--- Begin ---
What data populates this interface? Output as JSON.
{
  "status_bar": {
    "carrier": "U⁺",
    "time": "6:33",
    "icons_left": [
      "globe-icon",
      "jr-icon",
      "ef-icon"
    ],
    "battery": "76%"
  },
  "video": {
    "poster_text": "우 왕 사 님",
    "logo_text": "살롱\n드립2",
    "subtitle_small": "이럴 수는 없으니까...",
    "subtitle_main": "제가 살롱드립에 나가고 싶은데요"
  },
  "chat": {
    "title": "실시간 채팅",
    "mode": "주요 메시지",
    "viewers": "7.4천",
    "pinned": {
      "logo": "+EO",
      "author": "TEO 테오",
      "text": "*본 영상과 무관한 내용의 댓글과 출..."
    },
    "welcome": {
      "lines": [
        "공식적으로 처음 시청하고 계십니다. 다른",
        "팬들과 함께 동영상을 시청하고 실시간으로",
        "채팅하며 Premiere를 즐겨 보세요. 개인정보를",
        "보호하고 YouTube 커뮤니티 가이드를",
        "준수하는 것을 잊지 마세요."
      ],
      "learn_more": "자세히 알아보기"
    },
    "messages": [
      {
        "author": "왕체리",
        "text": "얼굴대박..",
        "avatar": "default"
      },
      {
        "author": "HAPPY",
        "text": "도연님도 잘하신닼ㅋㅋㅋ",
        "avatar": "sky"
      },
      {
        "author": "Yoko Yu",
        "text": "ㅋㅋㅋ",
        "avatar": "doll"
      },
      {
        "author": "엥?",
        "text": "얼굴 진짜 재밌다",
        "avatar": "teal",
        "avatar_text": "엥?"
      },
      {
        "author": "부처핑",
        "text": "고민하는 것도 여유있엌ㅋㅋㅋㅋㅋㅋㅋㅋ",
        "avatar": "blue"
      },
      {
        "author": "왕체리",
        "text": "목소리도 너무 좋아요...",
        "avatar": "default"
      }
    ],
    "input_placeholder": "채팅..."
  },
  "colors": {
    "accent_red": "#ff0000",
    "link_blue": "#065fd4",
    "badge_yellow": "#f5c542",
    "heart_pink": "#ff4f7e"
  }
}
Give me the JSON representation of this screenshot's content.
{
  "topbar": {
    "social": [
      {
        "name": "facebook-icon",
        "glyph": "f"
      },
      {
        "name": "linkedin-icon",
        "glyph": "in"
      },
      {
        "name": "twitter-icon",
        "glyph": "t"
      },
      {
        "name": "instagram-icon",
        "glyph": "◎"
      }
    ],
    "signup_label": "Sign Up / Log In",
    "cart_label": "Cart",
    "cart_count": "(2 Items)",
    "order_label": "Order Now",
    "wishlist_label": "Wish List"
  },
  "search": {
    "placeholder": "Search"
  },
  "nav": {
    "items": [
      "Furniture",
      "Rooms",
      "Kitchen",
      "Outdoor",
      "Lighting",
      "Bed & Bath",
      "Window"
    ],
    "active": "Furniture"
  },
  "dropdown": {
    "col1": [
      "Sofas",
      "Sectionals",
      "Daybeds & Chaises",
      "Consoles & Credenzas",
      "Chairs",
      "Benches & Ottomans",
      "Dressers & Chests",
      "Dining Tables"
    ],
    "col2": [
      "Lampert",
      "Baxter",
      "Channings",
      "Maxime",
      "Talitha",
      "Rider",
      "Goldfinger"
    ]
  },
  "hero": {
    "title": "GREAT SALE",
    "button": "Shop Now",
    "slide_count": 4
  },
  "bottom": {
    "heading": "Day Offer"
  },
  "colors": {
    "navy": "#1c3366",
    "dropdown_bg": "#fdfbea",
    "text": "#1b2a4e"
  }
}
--- End ---
Work to do> All lines that include "this" are to be gathered and copied.

Exercise solution>
What data populates this interface? Output as JSON.
Give me the JSON representation of this screenshot's content.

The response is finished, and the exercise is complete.